--- What needs to be done ---
Read the data and repeat all of it exactly.

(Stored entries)
--------

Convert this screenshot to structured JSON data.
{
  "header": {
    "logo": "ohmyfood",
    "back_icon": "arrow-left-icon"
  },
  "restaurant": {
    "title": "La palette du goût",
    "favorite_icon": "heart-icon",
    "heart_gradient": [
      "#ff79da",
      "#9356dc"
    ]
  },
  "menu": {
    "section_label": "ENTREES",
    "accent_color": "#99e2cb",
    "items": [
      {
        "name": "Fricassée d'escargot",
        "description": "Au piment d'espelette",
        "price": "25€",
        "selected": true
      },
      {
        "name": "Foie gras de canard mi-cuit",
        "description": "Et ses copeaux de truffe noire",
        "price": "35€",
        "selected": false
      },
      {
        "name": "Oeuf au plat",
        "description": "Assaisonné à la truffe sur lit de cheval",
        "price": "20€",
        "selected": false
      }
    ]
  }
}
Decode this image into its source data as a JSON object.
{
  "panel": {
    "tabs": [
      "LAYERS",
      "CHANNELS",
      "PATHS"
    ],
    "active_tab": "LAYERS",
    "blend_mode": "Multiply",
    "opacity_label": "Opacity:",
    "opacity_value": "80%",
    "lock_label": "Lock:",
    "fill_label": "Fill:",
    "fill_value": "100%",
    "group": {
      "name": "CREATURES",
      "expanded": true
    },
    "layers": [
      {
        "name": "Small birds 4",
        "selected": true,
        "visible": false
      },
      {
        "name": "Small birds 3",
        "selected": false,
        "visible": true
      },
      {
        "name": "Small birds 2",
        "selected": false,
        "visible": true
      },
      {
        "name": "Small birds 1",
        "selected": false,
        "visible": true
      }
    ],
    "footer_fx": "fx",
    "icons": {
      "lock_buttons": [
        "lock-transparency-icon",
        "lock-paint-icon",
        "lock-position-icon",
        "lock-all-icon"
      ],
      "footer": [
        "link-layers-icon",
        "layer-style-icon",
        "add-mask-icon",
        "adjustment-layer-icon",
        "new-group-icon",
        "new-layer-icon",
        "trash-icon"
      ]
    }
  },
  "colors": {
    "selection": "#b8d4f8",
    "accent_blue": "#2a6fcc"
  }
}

--------

--- Complete output ---
Convert this screenshot to structured JSON data.
{
  "header": {
    "logo": "ohmyfood",
    "back_icon": "arrow-left-icon"
  },
  "restaurant": {
    "title": "La palette du goût",
    "favorite_icon": "heart-icon",
    "heart_gradient": [
      "#ff79da",
      "#9356dc"
    ]
  },
  "menu": {
    "section_label": "ENTREES",
    "accent_color": "#99e2cb",
    "items": [
      {
        "name": "Fricassée d'escargot",
        "description": "Au piment d'espelette",
        "price": "25€",
        "selected": true
      },
      {
        "name": "Foie gras de canard mi-cuit",
        "description": "Et ses copeaux de truffe noire",
        "price": "35€",
        "selected": false
      },
      {
        "name": "Oeuf au plat",
        "description": "Assaisonné à la truffe sur lit de cheval",
        "price": "20€",
        "selected": false
      }
    ]
  }
}
Decode this image into its source data as a JSON object.
{
  "panel": {
    "tabs": [
      "LAYERS",
      "CHANNELS",
      "PATHS"
    ],
    "active_tab": "LAYERS",
    "blend_mode": "Multiply",
    "opacity_label": "Opacity:",
    "opacity_value": "80%",
    "lock_label": "Lock:",
    "fill_label": "Fill:",
    "fill_value": "100%",
    "group": {
      "name": "CREATURES",
      "expanded": true
    },
    "layers": [
      {
        "name": "Small birds 4",
        "selected": true,
        "visible": false
      },
      {
        "name": "Small birds 3",
        "selected": false,
        "visible": true
      },
      {
        "name": "Small birds 2",
        "selected": false,
        "visible": true
      },
      {
        "name": "Small birds 1",
        "selected": false,
        "visible": true
      }
    ],
    "footer_fx": "fx",
    "icons": {
      "lock_buttons": [
        "lock-transparency-icon",
        "lock-paint-icon",
        "lock-position-icon",
        "lock-all-icon"
      ],
      "footer": [
        "link-layers-icon",
        "layer-style-icon",
        "add-mask-icon",
        "adjustment-layer-icon",
        "new-group-icon",
        "new-layer-icon",
        "trash-icon"
      ]
    }
  },
  "colors": {
    "selection": "#b8d4f8",
    "accent_blue": "#2a6fcc"
  }
}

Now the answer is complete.